===== TESTO MOSTRATO =====

Sentenza Sentenza Cassazione Civile n. 16653 del 11/06/2021

Cassazione civile sez. I, 11/06/2021, (ud. 13/04/2021, dep. 11/06/2021), n.16653

LA CORTE SUPREMA DI CASSAZIONE

SEZIONE PRIMA CIVILE

Composta dagli Ill.mi Sigg.ri Magistrati:

Dott. GENOVESE Francesco A. – Presidente –

Dott. TRICOMI Laura – Consigliere –

Dott. LAMORGESE Antonio – rel. Consigliere –

Dott. PAZZI Alberto – Consigliere –

Dott. FALABELLA Massimo – Consigliere –

ha pronunciato la seguente:

ORDINANZA

sul ricorso 18318/2020 proposto da:

I.J., avvocato Livio Neri;

– ricorrente –

contro

Ministero dell’interno;

– resistente –

avverso la sentenza n. 4306/2019 della CORTE D’APPELLO di MILANO,

depositata il 25/10/2019;

udita la relazione della causa svolta nella camera di consiglio del

13/04/2021 da Dott. LAMORGESE ANTONIO PIETRO.

===== DATI DISPONIBILI =====

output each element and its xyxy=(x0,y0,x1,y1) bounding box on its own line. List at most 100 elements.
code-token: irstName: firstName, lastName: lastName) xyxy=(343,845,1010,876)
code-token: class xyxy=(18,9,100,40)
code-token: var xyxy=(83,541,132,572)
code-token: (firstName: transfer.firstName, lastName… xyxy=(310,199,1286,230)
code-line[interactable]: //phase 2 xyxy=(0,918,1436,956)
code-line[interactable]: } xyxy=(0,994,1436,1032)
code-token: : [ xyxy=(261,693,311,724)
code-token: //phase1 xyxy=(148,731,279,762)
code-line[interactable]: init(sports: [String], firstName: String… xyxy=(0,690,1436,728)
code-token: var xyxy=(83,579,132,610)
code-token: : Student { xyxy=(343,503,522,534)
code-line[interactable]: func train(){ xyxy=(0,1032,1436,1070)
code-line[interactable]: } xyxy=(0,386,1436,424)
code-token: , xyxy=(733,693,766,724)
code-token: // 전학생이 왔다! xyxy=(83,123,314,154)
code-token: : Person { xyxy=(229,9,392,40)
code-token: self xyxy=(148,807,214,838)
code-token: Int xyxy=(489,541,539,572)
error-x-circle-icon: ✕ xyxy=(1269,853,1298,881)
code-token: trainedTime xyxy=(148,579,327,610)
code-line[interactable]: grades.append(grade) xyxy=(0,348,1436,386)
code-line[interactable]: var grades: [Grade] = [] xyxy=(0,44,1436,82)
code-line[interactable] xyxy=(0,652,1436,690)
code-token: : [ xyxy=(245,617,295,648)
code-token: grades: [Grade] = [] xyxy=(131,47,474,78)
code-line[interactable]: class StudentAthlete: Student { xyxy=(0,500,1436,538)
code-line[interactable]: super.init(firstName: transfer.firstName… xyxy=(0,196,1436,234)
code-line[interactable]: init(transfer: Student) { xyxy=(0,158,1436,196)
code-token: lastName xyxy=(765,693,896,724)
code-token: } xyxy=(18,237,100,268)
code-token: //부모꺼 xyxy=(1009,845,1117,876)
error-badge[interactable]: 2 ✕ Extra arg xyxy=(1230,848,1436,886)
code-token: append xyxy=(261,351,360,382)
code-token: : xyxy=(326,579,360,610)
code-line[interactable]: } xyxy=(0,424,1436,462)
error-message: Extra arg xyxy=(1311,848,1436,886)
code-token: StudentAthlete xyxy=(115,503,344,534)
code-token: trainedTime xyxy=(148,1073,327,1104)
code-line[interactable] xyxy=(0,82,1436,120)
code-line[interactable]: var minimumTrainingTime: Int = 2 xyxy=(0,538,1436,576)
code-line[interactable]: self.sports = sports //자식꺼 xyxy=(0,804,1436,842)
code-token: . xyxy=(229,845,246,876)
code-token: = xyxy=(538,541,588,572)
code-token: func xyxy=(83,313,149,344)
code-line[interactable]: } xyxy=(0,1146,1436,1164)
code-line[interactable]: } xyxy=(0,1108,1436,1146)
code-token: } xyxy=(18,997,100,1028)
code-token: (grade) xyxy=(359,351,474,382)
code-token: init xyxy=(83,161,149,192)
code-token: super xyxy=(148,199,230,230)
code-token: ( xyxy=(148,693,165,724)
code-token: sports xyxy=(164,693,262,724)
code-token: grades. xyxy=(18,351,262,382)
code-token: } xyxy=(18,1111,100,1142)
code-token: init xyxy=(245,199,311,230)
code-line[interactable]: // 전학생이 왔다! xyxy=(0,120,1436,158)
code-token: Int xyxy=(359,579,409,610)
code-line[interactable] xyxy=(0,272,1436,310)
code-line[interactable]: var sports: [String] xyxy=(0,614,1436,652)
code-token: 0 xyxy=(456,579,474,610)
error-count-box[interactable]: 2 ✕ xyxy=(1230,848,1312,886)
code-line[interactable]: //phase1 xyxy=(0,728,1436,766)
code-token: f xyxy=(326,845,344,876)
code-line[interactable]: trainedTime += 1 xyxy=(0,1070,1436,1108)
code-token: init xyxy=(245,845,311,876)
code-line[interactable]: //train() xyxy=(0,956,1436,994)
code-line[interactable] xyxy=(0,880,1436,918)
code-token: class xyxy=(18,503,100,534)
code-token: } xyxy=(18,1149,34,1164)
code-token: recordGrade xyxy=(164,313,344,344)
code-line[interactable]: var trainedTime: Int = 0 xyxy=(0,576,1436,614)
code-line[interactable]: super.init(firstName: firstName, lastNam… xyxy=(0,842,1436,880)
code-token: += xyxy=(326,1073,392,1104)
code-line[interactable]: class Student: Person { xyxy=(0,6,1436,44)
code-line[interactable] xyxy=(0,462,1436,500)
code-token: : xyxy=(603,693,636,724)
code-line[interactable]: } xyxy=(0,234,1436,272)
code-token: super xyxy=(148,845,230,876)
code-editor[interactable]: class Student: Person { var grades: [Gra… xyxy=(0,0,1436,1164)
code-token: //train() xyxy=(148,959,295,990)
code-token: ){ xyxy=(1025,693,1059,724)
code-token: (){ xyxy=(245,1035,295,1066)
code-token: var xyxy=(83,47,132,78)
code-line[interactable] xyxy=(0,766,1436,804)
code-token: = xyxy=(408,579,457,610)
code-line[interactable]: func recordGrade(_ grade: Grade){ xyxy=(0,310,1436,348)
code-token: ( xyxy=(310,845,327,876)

=====

_ISTRUZIONE DI LAVORO 1:_
Indica se ciascuna affermazione concorda con l'ordinanza della Cassazione, rispondendo sì o no e citando le parole decisive del testo: (a) il relatore è il Dott. Lamorgese; (b) la sentenza impugnata è della Corte d'appello di Roma; (c) il Ministero dell'interno è il ricorrente.
_ISTRUZIONE DI LAVORO 2:_
Ripeti senza modifiche il brano dell'ordinanza della Cassazione che comincia con le parole "avverso la sentenza" e termina dopo le parole "LAMORGESE ANTONIO PIETRO.".
_ISTRUZIONE DI LAVORO 3:_
Prosegui l'ordinanza della Cassazione a partire dall'ultima frase riportata.

_RISULTATO ATTESO 1:_
(a) Sì: «Dott. LAMORGESE Antonio – rel. Consigliere –»
(b) No: «avverso la sentenza n. 4306/2019 della CORTE D’APPELLO di MILANO,»
(c) No: «Ministero dell’interno;» … «– resistente –»

_RISULTATO ATTESO 2:_
avverso la sentenza n. 4306/2019 della CORTE D’APPELLO di MILANO,

depositata il 25/10/2019;

udita la relazione della causa svolta nella camera di consiglio del

13/04/2021 da Dott. LAMORGESE ANTONIO PIETRO.

_RISULTATO ATTESO 3:_
Fatto

RILEVATO

che I.J., cittadino (OMISSIS), propone ricorso per cassazione avverso la sentenza in epigrafe, che aveva rigettato il gravame avverso la sentenza di rigetto della sua domanda di riconoscimento della protezione internazionale e umanitaria (egli riferiva di essere fuggito dal suo paese perchè, a seguito della morte della sua fidanzata o moglie, era stato aggredito dai fratelli della donna e la polizia gli aveva chiesto una ingente somma di denaro per ricevere la denuncia);

che la corte ha spiegato le ragioni che inducevano a giudicare il racconto come complessivamente inverosimile e comunque non riconducibile ad alcuna tra le forme di protezione invocate.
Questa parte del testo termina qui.